# [What is required]
Pick out the lines in the listing below that contain the word "storico" and copy them.

[Data items]
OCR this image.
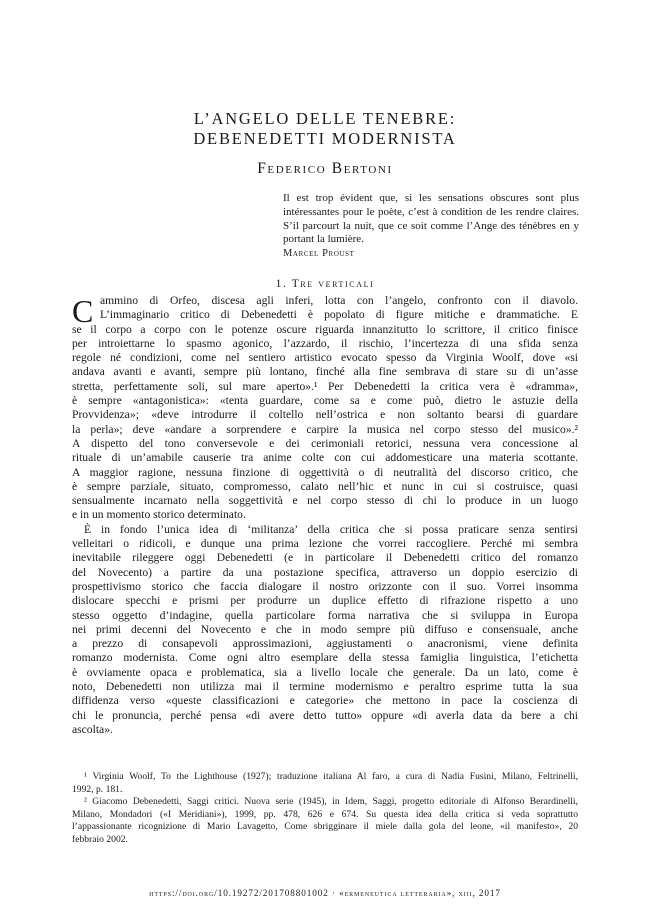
L’ANGELO DELLE TENEBRE:
DEBENEDETTI MODERNISTA

Federico Bertoni

Il est trop évident que, si les sensations obscures sont plus intéressantes pour le poète, c’est à condition de les rendre claires. S’il parcourt la nuit, que ce soit comme l’Ange des ténèbres en y portant la lumière.

Marcel Proust

1. Tre verticali

C ammino di Orfeo, discesa agli inferi, lotta con l’angelo, confronto con il diavolo.
L’immaginario critico di Debenedetti è popolato di figure mitiche e drammatiche. E
se il corpo a corpo con le potenze oscure riguarda innanzitutto lo scrittore, il critico finisce
per introiettarne lo spasmo agonico, l’azzardo, il rischio, l’incertezza di una sfida senza
regole né condizioni, come nel sentiero artistico evocato spesso da Virginia Woolf, dove «si
andava avanti e avanti, sempre più lontano, finché alla fine sembrava di stare su di un’asse
stretta, perfettamente soli, sul mare aperto».¹ Per Debenedetti la critica vera è «dramma»,
è sempre «antagonistica»: «tenta guardare, come sa e come può, dietro le astuzie della
Provvidenza»; «deve introdurre il coltello nell’ostrica e non soltanto bearsi di guardare
la perla»; deve «andare a sorprendere e carpire la musica nel corpo stesso del musico».²
A dispetto del tono conversevole e dei cerimoniali retorici, nessuna vera concessione al
rituale di un’amabile causerie tra anime colte con cui addomesticare una materia scottante.
A maggior ragione, nessuna finzione di oggettività o di neutralità del discorso critico, che
è sempre parziale, situato, compromesso, calato nell’hic et nunc in cui si costruisce, quasi
sensualmente incarnato nella soggettività e nel corpo stesso di chi lo produce in un luogo
e in un momento storico determinato.
È in fondo l’unica idea di ‘militanza’ della critica che si possa praticare senza sentirsi
velleitari o ridicoli, e dunque una prima lezione che vorrei raccogliere. Perché mi sembra
inevitabile rileggere oggi Debenedetti (e in particolare il Debenedetti critico del romanzo
del Novecento) a partire da una postazione specifica, attraverso un doppio esercizio di
prospettivismo storico che faccia dialogare il nostro orizzonte con il suo. Vorrei insomma
dislocare specchi e prismi per produrre un duplice effetto di rifrazione rispetto a uno
stesso oggetto d’indagine, quella particolare forma narrativa che si sviluppa in Europa
nei primi decenni del Novecento e che in modo sempre più diffuso e consensuale, anche
a prezzo di consapevoli approssimazioni, aggiustamenti o anacronismi, viene definita
romanzo modernista. Come ogni altro esemplare della stessa famiglia linguistica, l’etichetta
è ovviamente opaca e problematica, sia a livello locale che generale. Da un lato, come è
noto, Debenedetti non utilizza mai il termine modernismo e peraltro esprime tutta la sua
diffidenza verso «queste classificazioni e categorie» che mettono in pace la coscienza di
chi le pronuncia, perché pensa «di avere detto tutto» oppure «di averla data da bere a chi
ascolta».
¹ Virginia Woolf, To the Lighthouse (1927); traduzione italiana Al faro, a cura di Nadia Fusini, Milano, Feltrinelli,
1992, p. 181.
² Giacomo Debenedetti, Saggi critici. Nuova serie (1945), in Idem, Saggi, progetto editoriale di Alfonso Berardinelli,
Milano, Mondadori («I Meridiani»), 1999, pp. 478, 626 e 674. Su questa idea della critica si veda soprattutto
l’appassionante ricognizione di Mario Lavagetto, Come sbrigginare il miele dalla gola del leone, «il manifesto», 20
febbraio 2002.

https://doi.org/10.19272/201708801002 · «ermeneutica letteraria», xiii, 2017
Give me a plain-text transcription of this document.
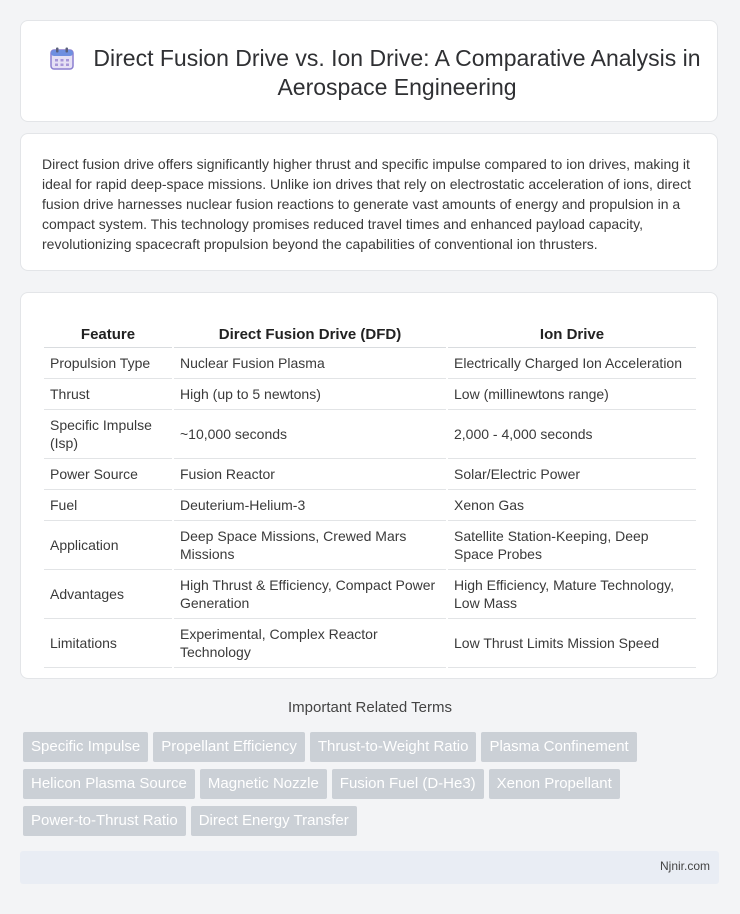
Direct Fusion Drive vs. Ion Drive: A Comparative Analysis in Aerospace Engineering

Direct fusion drive offers significantly higher thrust and specific impulse compared to ion drives, making it ideal for rapid deep-space missions. Unlike ion drives that rely on electrostatic acceleration of ions, direct fusion drive harnesses nuclear fusion reactions to generate vast amounts of energy and propulsion in a compact system. This technology promises reduced travel times and enhanced payload capacity, revolutionizing spacecraft propulsion beyond the capabilities of conventional ion thrusters.

Feature	Direct Fusion Drive (DFD)	Ion Drive
Propulsion Type	Nuclear Fusion Plasma	Electrically Charged Ion Acceleration
Thrust	High (up to 5 newtons)	Low (millinewtons range)
Specific Impulse (Isp)	~10,000 seconds	2,000 - 4,000 seconds
Power Source	Fusion Reactor	Solar/Electric Power
Fuel	Deuterium-Helium-3	Xenon Gas
Application	Deep Space Missions, Crewed Mars Missions	Satellite Station-Keeping, Deep Space Probes
Advantages	High Thrust & Efficiency, Compact Power Generation	High Efficiency, Mature Technology, Low Mass
Limitations	Experimental, Complex Reactor Technology	Low Thrust Limits Mission Speed
Important Related Terms
Specific Impulse Propellant Efficiency Thrust-to-Weight Ratio Plasma ConfinementHelicon Plasma Source Magnetic Nozzle Fusion Fuel (D-He3) Xenon PropellantPower-to-Thrust Ratio Direct Energy Transfer
Njnir.com
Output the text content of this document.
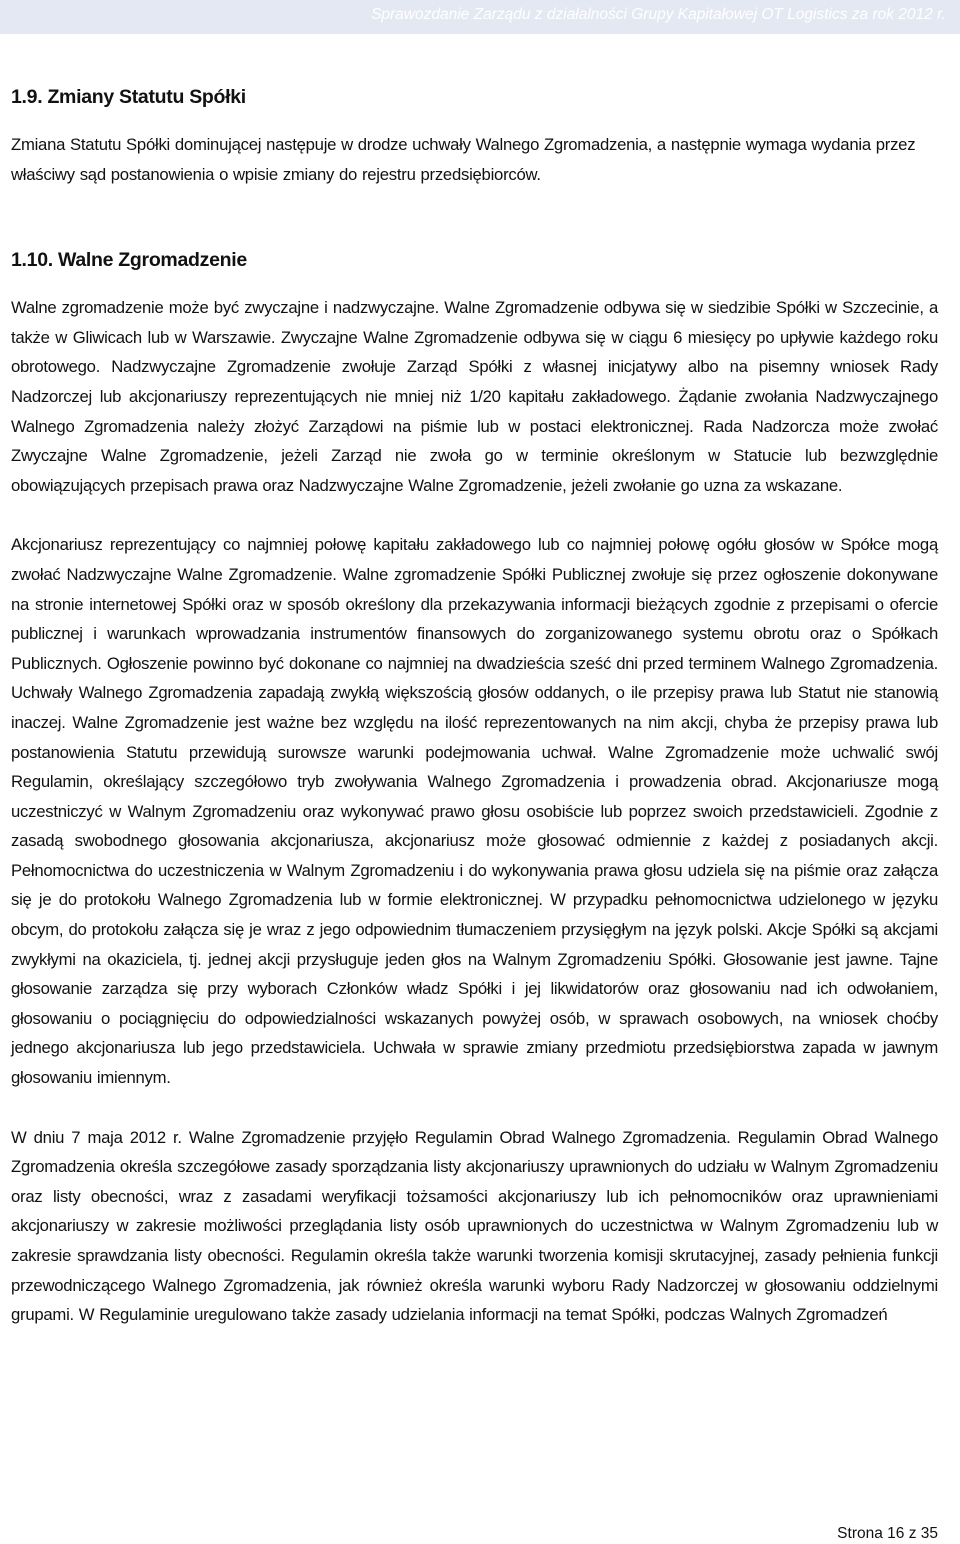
Sprawozdanie Zarządu z działalności Grupy Kapitałowej OT Logistics za rok 2012 r.
1.9. Zmiany Statutu Spółki

Zmiana Statutu Spółki dominującej następuje w drodze uchwały Walnego Zgromadzenia, a następnie wymaga wydania przez właściwy sąd postanowienia o wpisie zmiany do rejestru przedsiębiorców.

1.10. Walne Zgromadzenie

Walne zgromadzenie może być zwyczajne i nadzwyczajne. Walne Zgromadzenie odbywa się w siedzibie Spółki w Szczecinie, a także w Gliwicach lub w Warszawie. Zwyczajne Walne Zgromadzenie odbywa się w ciągu 6 miesięcy po upływie każdego roku obrotowego. Nadzwyczajne Zgromadzenie zwołuje Zarząd Spółki z własnej inicjatywy albo na pisemny wniosek Rady Nadzorczej lub akcjonariuszy reprezentujących nie mniej niż 1/20 kapitału zakładowego. Żądanie zwołania Nadzwyczajnego Walnego Zgromadzenia należy złożyć Zarządowi na piśmie lub w postaci elektronicznej. Rada Nadzorcza może zwołać Zwyczajne Walne Zgromadzenie, jeżeli Zarząd nie zwoła go w terminie określonym w Statucie lub bezwzględnie obowiązujących przepisach prawa oraz Nadzwyczajne Walne Zgromadzenie, jeżeli zwołanie go uzna za wskazane.

Akcjonariusz reprezentujący co najmniej połowę kapitału zakładowego lub co najmniej połowę ogółu głosów w Spółce mogą zwołać Nadzwyczajne Walne Zgromadzenie. Walne zgromadzenie Spółki Publicznej zwołuje się przez ogłoszenie dokonywane na stronie internetowej Spółki oraz w sposób określony dla przekazywania informacji bieżących zgodnie z przepisami o ofercie publicznej i warunkach wprowadzania instrumentów finansowych do zorganizowanego systemu obrotu oraz o Spółkach Publicznych. Ogłoszenie powinno być dokonane co najmniej na dwadzieścia sześć dni przed terminem Walnego Zgromadzenia. Uchwały Walnego Zgromadzenia zapadają zwykłą większością głosów oddanych, o ile przepisy prawa lub Statut nie stanowią inaczej. Walne Zgromadzenie jest ważne bez względu na ilość reprezentowanych na nim akcji, chyba że przepisy prawa lub postanowienia Statutu przewidują surowsze warunki podejmowania uchwał. Walne Zgromadzenie może uchwalić swój Regulamin, określający szczegółowo tryb zwoływania Walnego Zgromadzenia i prowadzenia obrad. Akcjonariusze mogą uczestniczyć w Walnym Zgromadzeniu oraz wykonywać prawo głosu osobiście lub poprzez swoich przedstawicieli. Zgodnie z zasadą swobodnego głosowania akcjonariusza, akcjonariusz może głosować odmiennie z każdej z posiadanych akcji. Pełnomocnictwa do uczestniczenia w Walnym Zgromadzeniu i do wykonywania prawa głosu udziela się na piśmie oraz załącza się je do protokołu Walnego Zgromadzenia lub w formie elektronicznej. W przypadku pełnomocnictwa udzielonego w języku obcym, do protokołu załącza się je wraz z jego odpowiednim tłumaczeniem przysięgłym na język polski. Akcje Spółki są akcjami zwykłymi na okaziciela, tj. jednej akcji przysługuje jeden głos na Walnym Zgromadzeniu Spółki. Głosowanie jest jawne. Tajne głosowanie zarządza się przy wyborach Członków władz Spółki i jej likwidatorów oraz głosowaniu nad ich odwołaniem, głosowaniu o pociągnięciu do odpowiedzialności wskazanych powyżej osób, w sprawach osobowych, na wniosek choćby jednego akcjonariusza lub jego przedstawiciela. Uchwała w sprawie zmiany przedmiotu przedsiębiorstwa zapada w jawnym głosowaniu imiennym.

W dniu 7 maja 2012 r. Walne Zgromadzenie przyjęło Regulamin Obrad Walnego Zgromadzenia. Regulamin Obrad Walnego Zgromadzenia określa szczegółowe zasady sporządzania listy akcjonariuszy uprawnionych do udziału w Walnym Zgromadzeniu oraz listy obecności, wraz z zasadami weryfikacji tożsamości akcjonariuszy lub ich pełnomocników oraz uprawnieniami akcjonariuszy w zakresie możliwości przeglądania listy osób uprawnionych do uczestnictwa w Walnym Zgromadzeniu lub w zakresie sprawdzania listy obecności. Regulamin określa także warunki tworzenia komisji skrutacyjnej, zasady pełnienia funkcji przewodniczącego Walnego Zgromadzenia, jak również określa warunki wyboru Rady Nadzorczej w głosowaniu oddzielnymi grupami. W Regulaminie uregulowano także zasady udzielania informacji na temat Spółki, podczas Walnych Zgromadzeń

Strona 16 z 35
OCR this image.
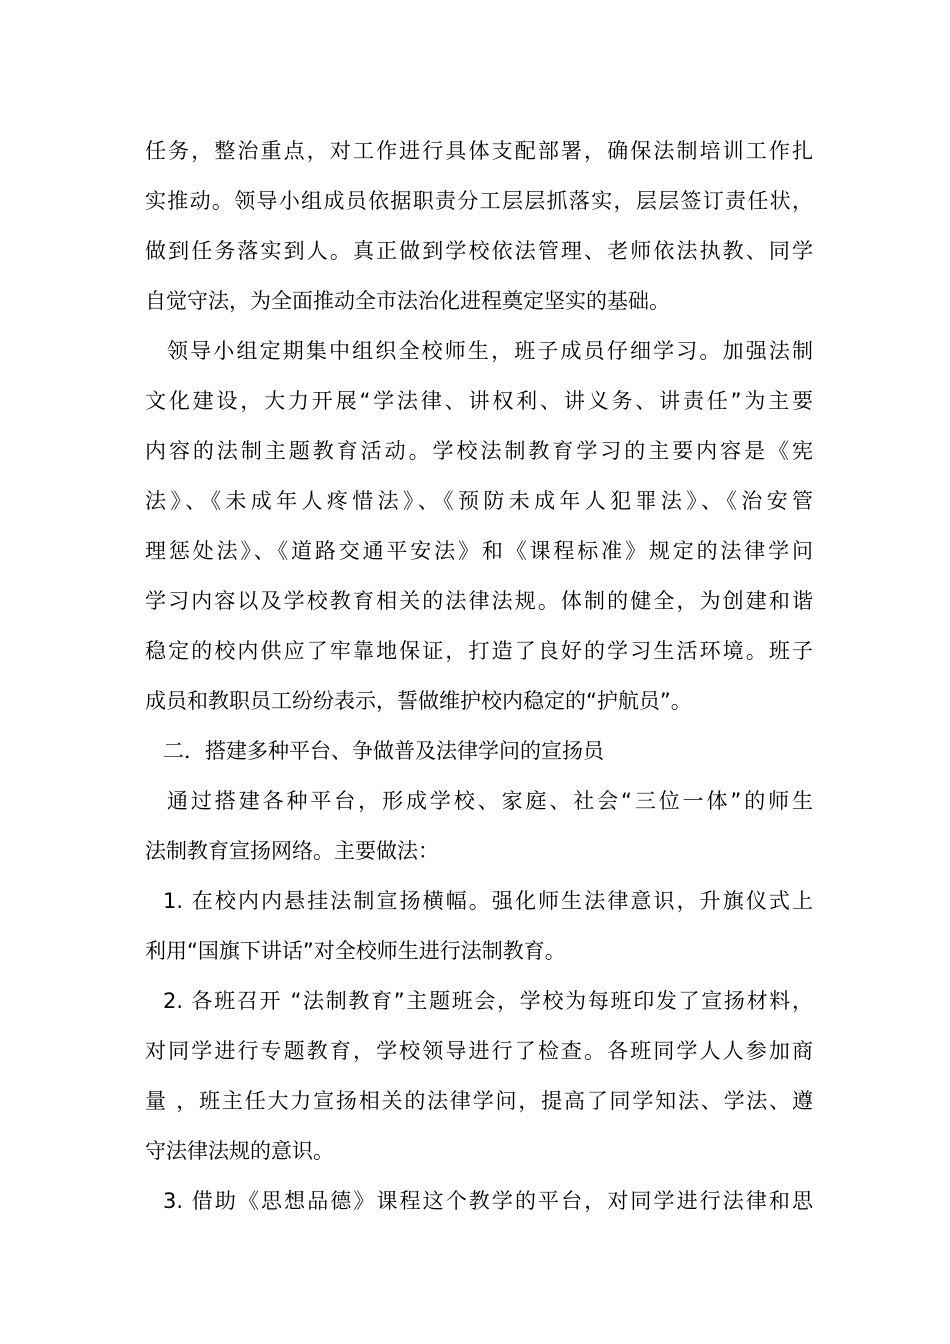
任务，整治重点，对工作进行具体支配部署，确保法制培训工作扎
实推动。领导小组成员依据职责分工层层抓落实，层层签订责任状，
做到任务落实到人。真正做到学校依法管理、老师依法执教、同学
自觉守法，为全面推动全市法治化进程奠定坚实的基础。
领导小组定期集中组织全校师生，班子成员仔细学习。加强法制
文化建设，大力开展“学法律、讲权利、讲义务、讲责任”为主要
内容的法制主题教育活动。学校法制教育学习的主要内容是《宪
法》、《未成年人疼惜法》、《预防未成年人犯罪法》、《治安管
理惩处法》、《道路交通平安法》和《课程标准》规定的法律学问
学习内容以及学校教育相关的法律法规。体制的健全，为创建和谐
稳定的校内供应了牢靠地保证，打造了良好的学习生活环境。班子
成员和教职员工纷纷表示，誓做维护校内稳定的“护航员”。
二．搭建多种平台、争做普及法律学问的宣扬员
通过搭建各种平台，形成学校、家庭、社会“三位一体”的师生
法制教育宣扬网络。主要做法：
1. 在校内内悬挂法制宣扬横幅。强化师生法律意识，升旗仪式上
利用“国旗下讲话”对全校师生进行法制教育。
2. 各班召开 “法制教育”主题班会，学校为每班印发了宣扬材料，
对同学进行专题教育，学校领导进行了检查。各班同学人人参加商
量 ，班主任大力宣扬相关的法律学问，提高了同学知法、学法、遵
守法律法规的意识。
3. 借助《思想品德》课程这个教学的平台，对同学进行法律和思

# [Exercise output]
e in un momento storico determinato.
prospettivismo storico che faccia dialogare il nostro orizzonte con il suo. Vorrei insomma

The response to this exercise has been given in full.